(begin)

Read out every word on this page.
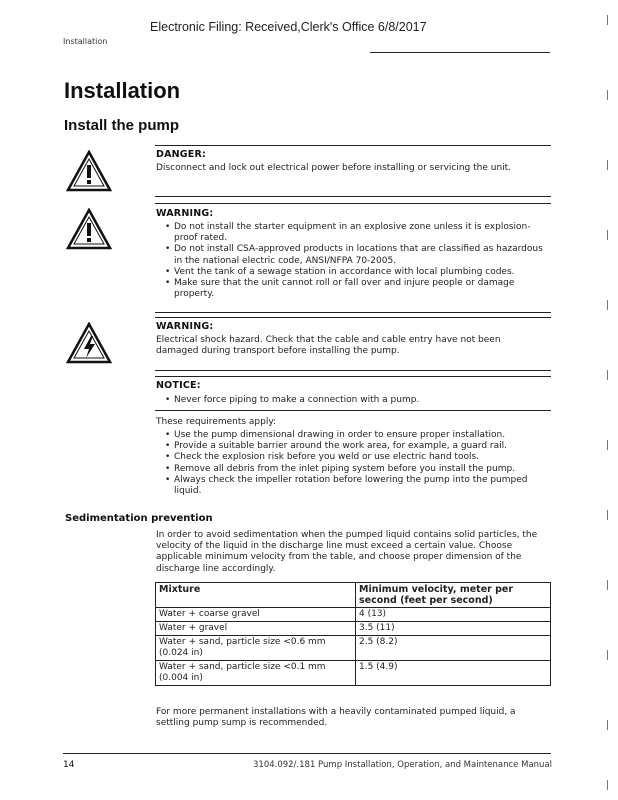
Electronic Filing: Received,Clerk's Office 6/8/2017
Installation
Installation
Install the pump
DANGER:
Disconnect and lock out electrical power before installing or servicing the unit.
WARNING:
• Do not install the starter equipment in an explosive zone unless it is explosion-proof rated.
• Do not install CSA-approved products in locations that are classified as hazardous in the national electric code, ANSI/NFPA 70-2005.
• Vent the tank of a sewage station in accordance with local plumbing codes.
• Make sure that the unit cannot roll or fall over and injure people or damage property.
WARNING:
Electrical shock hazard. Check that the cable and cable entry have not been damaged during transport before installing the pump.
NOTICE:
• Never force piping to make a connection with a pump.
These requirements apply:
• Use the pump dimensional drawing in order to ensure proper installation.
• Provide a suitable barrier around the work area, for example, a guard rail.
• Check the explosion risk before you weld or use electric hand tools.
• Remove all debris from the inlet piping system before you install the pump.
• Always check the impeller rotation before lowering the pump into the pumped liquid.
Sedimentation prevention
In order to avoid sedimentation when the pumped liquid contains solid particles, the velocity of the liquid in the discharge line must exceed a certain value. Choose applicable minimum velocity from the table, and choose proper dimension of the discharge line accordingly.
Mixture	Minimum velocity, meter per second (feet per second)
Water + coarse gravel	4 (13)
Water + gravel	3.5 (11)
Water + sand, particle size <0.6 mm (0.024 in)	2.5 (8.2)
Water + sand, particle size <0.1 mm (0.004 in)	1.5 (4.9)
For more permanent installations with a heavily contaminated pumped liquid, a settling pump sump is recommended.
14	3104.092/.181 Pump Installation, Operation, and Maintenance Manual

(end)
(begin)

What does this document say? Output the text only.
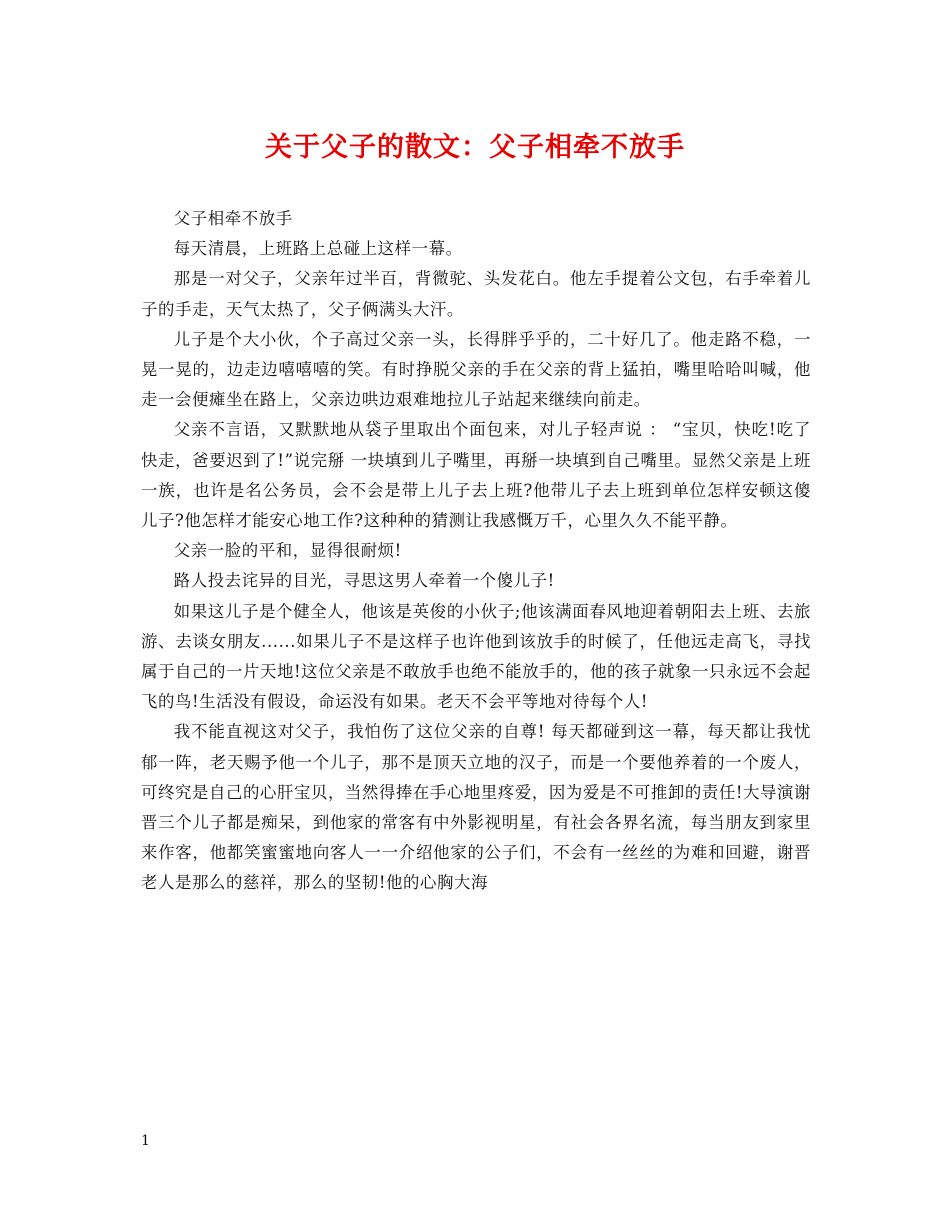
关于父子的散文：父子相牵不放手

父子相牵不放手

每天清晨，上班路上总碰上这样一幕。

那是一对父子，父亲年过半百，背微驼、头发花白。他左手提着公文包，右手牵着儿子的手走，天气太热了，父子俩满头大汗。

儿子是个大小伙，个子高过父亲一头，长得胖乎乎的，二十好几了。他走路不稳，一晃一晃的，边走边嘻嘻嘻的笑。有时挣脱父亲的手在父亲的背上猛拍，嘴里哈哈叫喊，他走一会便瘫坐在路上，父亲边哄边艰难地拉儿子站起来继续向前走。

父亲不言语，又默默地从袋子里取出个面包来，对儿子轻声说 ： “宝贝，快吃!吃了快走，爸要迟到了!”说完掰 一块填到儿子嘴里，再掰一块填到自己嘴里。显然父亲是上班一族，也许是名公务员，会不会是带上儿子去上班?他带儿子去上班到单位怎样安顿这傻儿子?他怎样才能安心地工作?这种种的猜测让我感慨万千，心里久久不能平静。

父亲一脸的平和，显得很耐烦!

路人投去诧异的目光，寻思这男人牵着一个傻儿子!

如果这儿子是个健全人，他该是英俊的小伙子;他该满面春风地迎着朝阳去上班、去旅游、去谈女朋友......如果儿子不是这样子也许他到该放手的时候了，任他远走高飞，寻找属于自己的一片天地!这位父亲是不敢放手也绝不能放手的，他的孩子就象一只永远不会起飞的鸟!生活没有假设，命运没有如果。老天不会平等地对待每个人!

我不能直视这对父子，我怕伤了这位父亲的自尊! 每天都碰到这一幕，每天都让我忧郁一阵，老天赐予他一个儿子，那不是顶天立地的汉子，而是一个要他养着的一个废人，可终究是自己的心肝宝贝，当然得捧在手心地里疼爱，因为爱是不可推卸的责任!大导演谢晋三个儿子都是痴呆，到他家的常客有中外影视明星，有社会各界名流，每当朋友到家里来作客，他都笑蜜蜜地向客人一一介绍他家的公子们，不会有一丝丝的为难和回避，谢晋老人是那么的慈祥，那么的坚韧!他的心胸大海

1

(end)
(begin)

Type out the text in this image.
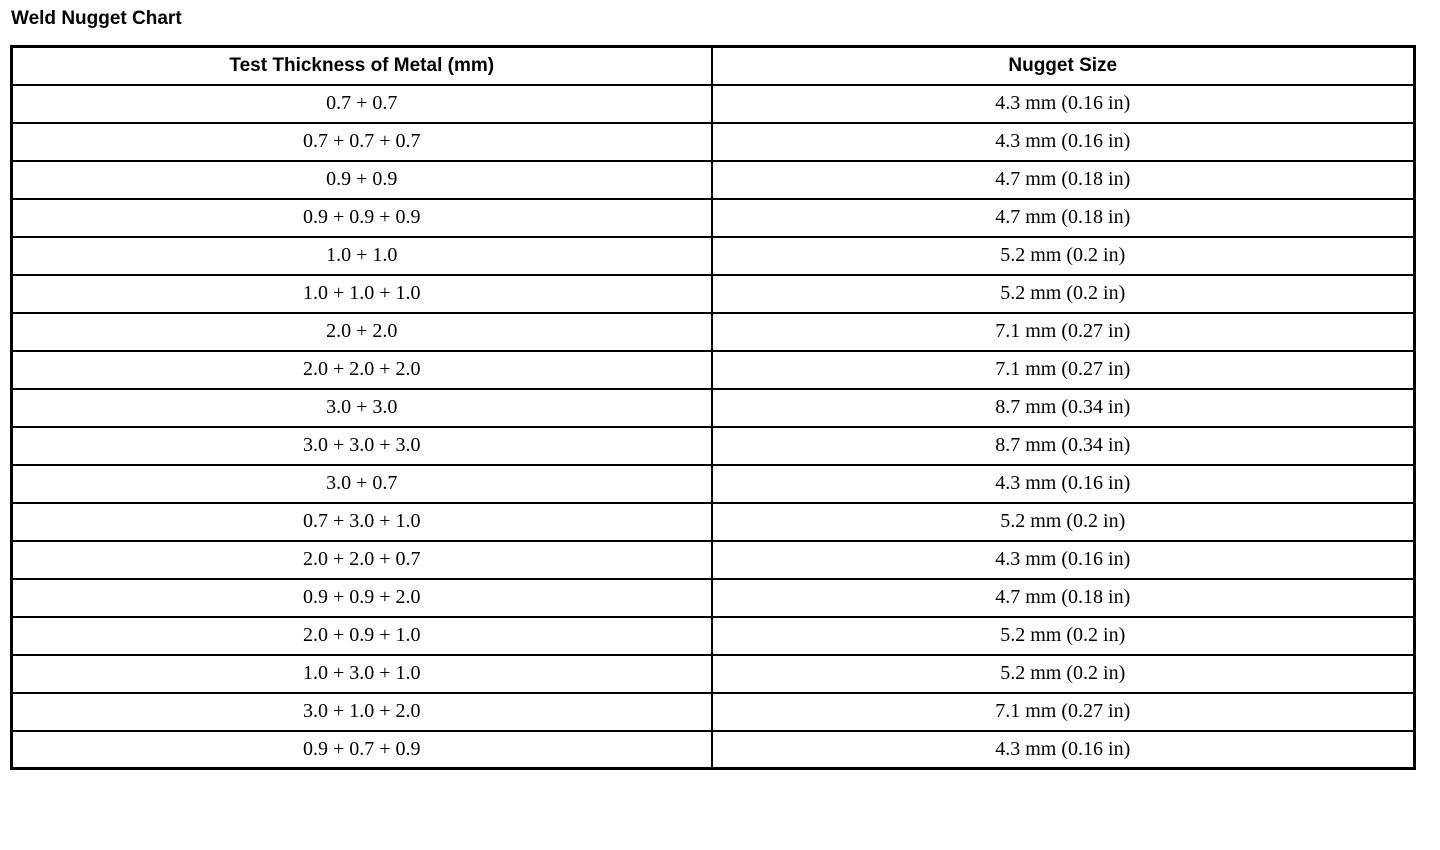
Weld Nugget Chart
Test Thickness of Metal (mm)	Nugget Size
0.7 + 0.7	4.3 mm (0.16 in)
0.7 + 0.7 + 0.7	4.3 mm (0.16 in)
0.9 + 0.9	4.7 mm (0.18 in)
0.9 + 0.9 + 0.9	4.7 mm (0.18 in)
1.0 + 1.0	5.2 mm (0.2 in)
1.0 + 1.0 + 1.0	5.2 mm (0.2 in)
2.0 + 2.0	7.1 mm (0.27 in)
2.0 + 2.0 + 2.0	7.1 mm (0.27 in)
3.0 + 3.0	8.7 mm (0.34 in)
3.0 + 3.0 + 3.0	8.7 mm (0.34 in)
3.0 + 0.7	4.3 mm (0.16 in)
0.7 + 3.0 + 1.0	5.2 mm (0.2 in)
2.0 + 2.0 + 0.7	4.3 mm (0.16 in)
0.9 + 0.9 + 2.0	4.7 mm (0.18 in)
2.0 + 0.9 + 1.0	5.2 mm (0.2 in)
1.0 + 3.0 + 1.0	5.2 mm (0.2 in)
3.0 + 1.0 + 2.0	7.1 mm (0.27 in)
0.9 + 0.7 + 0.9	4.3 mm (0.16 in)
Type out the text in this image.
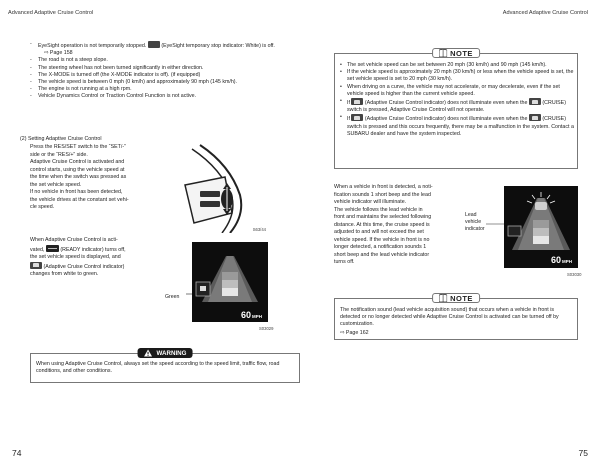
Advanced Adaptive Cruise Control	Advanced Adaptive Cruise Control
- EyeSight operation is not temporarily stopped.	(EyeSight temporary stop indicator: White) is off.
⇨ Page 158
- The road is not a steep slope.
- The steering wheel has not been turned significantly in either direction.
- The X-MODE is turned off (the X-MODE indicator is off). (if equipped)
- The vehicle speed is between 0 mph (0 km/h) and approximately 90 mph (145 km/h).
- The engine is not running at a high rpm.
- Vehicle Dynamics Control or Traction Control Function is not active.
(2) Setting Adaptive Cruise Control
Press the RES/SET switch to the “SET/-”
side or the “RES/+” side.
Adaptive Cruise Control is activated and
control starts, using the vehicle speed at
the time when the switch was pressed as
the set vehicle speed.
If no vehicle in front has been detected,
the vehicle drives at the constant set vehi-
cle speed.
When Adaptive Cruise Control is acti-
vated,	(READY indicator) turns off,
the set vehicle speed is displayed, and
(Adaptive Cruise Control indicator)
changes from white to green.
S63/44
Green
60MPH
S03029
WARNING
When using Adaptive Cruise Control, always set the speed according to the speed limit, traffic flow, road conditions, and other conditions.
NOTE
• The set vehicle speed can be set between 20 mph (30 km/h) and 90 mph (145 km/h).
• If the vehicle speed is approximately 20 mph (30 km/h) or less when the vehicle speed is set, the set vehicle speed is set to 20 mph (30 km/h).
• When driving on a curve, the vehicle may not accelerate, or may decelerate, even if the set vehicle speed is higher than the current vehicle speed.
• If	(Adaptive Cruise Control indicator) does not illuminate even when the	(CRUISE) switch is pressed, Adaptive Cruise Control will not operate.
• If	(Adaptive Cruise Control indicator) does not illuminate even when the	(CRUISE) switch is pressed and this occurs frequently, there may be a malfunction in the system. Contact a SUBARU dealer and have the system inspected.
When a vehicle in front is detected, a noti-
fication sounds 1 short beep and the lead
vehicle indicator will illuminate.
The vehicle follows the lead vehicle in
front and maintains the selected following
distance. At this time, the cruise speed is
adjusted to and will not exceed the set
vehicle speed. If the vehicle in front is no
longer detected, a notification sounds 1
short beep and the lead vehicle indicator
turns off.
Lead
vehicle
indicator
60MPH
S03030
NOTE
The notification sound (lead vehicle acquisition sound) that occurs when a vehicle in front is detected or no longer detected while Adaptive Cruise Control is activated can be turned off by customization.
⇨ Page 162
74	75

(end)

#### What is needed
Pull out every line in the material above where "does" occurs.

#### Result
What does this document say? Output the text only.
• If	(Adaptive Cruise Control indicator) does not illuminate even when the	(CRUISE) switch is pressed, Adaptive Cruise Control will not operate.
• If	(Adaptive Cruise Control indicator) does not illuminate even when the	(CRUISE) switch is pressed and this occurs frequently, there may be a malfunction in the system. Contact a SUBARU dealer and have the system inspected.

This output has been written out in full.